◆ GIVEN INSTRUCTION: Below are the records; copy each line in them that holds the word "text".

◆ DATASET EXTRACT:
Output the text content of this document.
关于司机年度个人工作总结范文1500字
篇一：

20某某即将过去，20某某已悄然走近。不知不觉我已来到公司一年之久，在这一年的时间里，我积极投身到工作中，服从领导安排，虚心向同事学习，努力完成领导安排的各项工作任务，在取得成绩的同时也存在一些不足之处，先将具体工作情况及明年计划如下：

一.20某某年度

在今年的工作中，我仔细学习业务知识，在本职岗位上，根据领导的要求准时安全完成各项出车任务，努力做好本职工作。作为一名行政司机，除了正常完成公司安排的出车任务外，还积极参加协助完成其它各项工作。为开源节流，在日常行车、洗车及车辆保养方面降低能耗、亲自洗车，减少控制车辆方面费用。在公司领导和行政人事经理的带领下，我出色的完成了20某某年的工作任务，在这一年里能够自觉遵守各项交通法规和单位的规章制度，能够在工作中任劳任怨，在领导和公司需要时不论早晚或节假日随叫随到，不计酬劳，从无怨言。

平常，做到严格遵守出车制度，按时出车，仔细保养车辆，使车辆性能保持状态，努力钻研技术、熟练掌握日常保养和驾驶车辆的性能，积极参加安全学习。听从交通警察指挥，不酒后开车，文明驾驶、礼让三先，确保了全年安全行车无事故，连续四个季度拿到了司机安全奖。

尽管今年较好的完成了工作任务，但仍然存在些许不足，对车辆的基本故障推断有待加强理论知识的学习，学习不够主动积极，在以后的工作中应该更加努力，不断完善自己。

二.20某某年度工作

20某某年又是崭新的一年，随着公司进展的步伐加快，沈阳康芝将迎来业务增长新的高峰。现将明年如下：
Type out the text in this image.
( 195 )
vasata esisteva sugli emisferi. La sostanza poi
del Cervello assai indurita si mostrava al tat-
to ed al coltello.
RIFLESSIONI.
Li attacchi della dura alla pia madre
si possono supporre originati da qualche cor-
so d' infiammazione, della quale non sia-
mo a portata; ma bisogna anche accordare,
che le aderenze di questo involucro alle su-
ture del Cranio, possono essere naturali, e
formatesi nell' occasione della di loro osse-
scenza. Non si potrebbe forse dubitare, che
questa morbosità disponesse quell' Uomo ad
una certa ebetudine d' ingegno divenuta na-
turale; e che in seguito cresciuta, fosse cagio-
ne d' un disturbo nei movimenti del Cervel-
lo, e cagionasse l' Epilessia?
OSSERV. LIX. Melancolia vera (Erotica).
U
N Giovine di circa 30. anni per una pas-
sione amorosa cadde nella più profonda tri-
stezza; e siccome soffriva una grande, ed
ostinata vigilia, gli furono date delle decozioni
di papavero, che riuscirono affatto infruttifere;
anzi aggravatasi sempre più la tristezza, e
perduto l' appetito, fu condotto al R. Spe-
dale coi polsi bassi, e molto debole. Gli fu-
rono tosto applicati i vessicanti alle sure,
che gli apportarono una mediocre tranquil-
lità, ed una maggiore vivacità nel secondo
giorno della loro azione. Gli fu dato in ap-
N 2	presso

◆ REPLY TO THE TASK:
Output the text content of this document.
Type out the text in this image.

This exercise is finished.